--- START ---

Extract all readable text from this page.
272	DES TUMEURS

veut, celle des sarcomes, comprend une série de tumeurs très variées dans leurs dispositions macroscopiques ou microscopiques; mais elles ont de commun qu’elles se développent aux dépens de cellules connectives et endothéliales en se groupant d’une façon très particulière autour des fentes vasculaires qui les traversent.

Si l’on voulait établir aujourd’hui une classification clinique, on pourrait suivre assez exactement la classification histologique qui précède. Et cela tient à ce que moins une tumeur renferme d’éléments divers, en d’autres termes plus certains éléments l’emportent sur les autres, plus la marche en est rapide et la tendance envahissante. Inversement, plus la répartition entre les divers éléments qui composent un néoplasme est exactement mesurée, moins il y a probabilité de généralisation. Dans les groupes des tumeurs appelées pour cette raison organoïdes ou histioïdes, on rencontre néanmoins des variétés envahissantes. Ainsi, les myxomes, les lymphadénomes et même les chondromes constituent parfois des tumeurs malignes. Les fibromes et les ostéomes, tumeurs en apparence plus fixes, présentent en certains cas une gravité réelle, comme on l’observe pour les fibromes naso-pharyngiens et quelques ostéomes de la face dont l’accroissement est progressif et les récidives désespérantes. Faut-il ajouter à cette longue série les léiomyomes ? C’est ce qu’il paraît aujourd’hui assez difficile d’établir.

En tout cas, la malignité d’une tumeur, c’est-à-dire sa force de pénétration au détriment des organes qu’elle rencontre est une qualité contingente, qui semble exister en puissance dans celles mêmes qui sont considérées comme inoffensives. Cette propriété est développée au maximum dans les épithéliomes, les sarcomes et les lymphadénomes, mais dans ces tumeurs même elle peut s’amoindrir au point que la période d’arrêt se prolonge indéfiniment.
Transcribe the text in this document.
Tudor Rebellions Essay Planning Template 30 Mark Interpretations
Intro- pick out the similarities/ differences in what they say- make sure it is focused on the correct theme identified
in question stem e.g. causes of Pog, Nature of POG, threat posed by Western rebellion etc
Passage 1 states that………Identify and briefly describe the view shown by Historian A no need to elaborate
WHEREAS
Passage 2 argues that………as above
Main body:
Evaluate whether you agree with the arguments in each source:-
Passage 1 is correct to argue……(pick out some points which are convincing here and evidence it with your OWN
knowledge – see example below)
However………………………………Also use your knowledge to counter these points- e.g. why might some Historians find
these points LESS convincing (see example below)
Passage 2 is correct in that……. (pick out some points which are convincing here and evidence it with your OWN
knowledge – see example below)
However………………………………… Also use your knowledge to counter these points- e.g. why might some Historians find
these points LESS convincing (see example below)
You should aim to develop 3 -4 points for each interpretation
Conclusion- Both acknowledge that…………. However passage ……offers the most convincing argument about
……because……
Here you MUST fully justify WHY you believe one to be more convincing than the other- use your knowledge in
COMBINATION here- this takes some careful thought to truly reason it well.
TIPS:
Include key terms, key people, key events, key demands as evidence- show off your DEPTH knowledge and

--- END ---

Your answer should be a single number: how many lines in the data above include "might"?

2